TASK DESCRIPTION
All the lines below should appear again unchanged, though their pictures should not.
---- DATA EXTRACT
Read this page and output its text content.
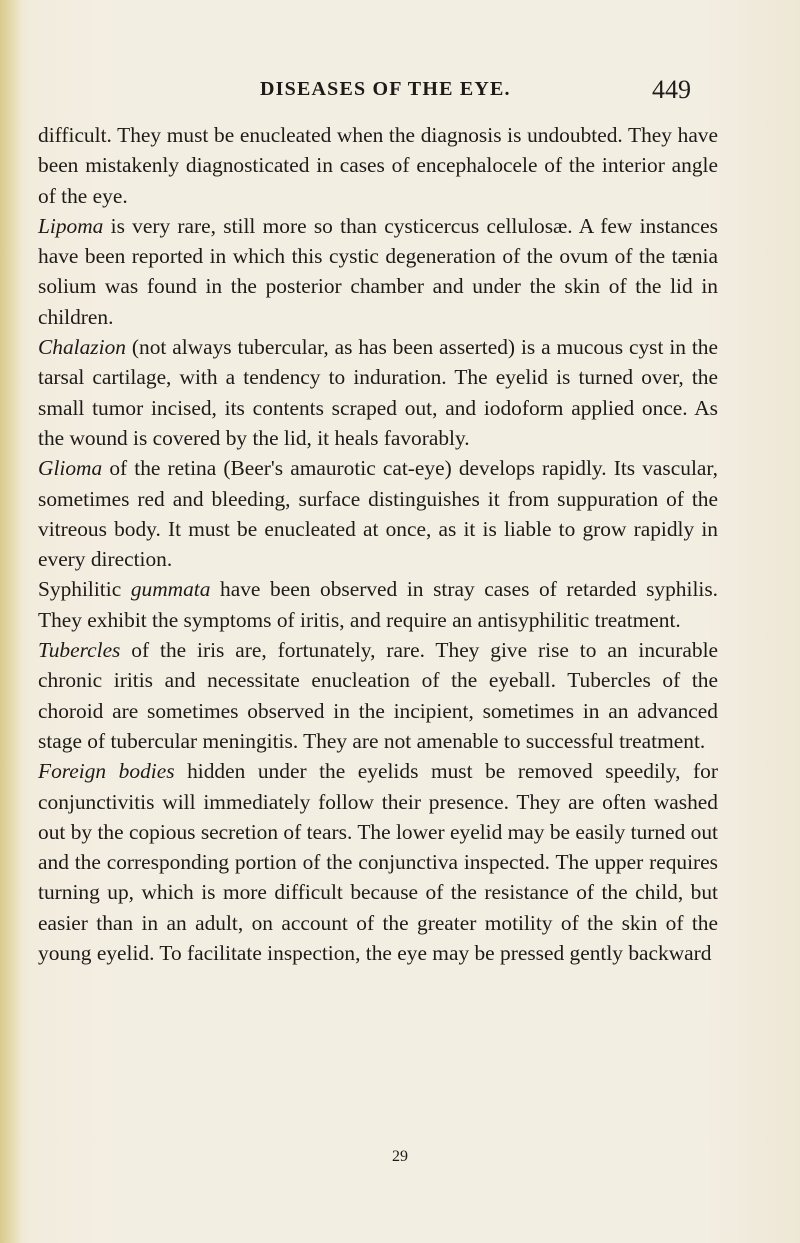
DISEASES OF THE EYE.	449

difficult. They must be enucleated when the diagnosis is undoubted. They have been mistakenly diagnosticated in cases of encephalocele of the interior angle of the eye.

Lipoma is very rare, still more so than cysticercus cellulosæ. A few instances have been reported in which this cystic degeneration of the ovum of the tænia solium was found in the posterior chamber and under the skin of the lid in children.

Chalazion (not always tubercular, as has been asserted) is a mucous cyst in the tarsal cartilage, with a tendency to induration. The eyelid is turned over, the small tumor incised, its contents scraped out, and iodoform applied once. As the wound is covered by the lid, it heals favorably.

Glioma of the retina (Beer's amaurotic cat-eye) develops rapidly. Its vascular, sometimes red and bleeding, surface distinguishes it from suppuration of the vitreous body. It must be enucleated at once, as it is liable to grow rapidly in every direction.

Syphilitic gummata have been observed in stray cases of retarded syphilis. They exhibit the symptoms of iritis, and require an antisyphilitic treatment.

Tubercles of the iris are, fortunately, rare. They give rise to an incurable chronic iritis and necessitate enucleation of the eyeball. Tubercles of the choroid are sometimes observed in the incipient, sometimes in an advanced stage of tubercular meningitis. They are not amenable to successful treatment.

Foreign bodies hidden under the eyelids must be removed speedily, for conjunctivitis will immediately follow their presence. They are often washed out by the copious secretion of tears. The lower eyelid may be easily turned out and the corresponding portion of the conjunctiva inspected. The upper requires turning up, which is more difficult because of the resistance of the child, but easier than in an adult, on account of the greater motility of the skin of the young eyelid. To facilitate inspection, the eye may be pressed gently backward

29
--------
SOLUTION
Read this page and output its text content.
DISEASES OF THE EYE.	449

difficult. They must be enucleated when the diagnosis is undoubted. They have been mistakenly diagnosticated in cases of encephalocele of the interior angle of the eye.

Lipoma is very rare, still more so than cysticercus cellulosæ. A few instances have been reported in which this cystic degeneration of the ovum of the tænia solium was found in the posterior chamber and under the skin of the lid in children.

Chalazion (not always tubercular, as has been asserted) is a mucous cyst in the tarsal cartilage, with a tendency to induration. The eyelid is turned over, the small tumor incised, its contents scraped out, and iodoform applied once. As the wound is covered by the lid, it heals favorably.

Glioma of the retina (Beer's amaurotic cat-eye) develops rapidly. Its vascular, sometimes red and bleeding, surface distinguishes it from suppuration of the vitreous body. It must be enucleated at once, as it is liable to grow rapidly in every direction.

Syphilitic gummata have been observed in stray cases of retarded syphilis. They exhibit the symptoms of iritis, and require an antisyphilitic treatment.

Tubercles of the iris are, fortunately, rare. They give rise to an incurable chronic iritis and necessitate enucleation of the eyeball. Tubercles of the choroid are sometimes observed in the incipient, sometimes in an advanced stage of tubercular meningitis. They are not amenable to successful treatment.

Foreign bodies hidden under the eyelids must be removed speedily, for conjunctivitis will immediately follow their presence. They are often washed out by the copious secretion of tears. The lower eyelid may be easily turned out and the corresponding portion of the conjunctiva inspected. The upper requires turning up, which is more difficult because of the resistance of the child, but easier than in an adult, on account of the greater motility of the skin of the young eyelid. To facilitate inspection, the eye may be pressed gently backward

29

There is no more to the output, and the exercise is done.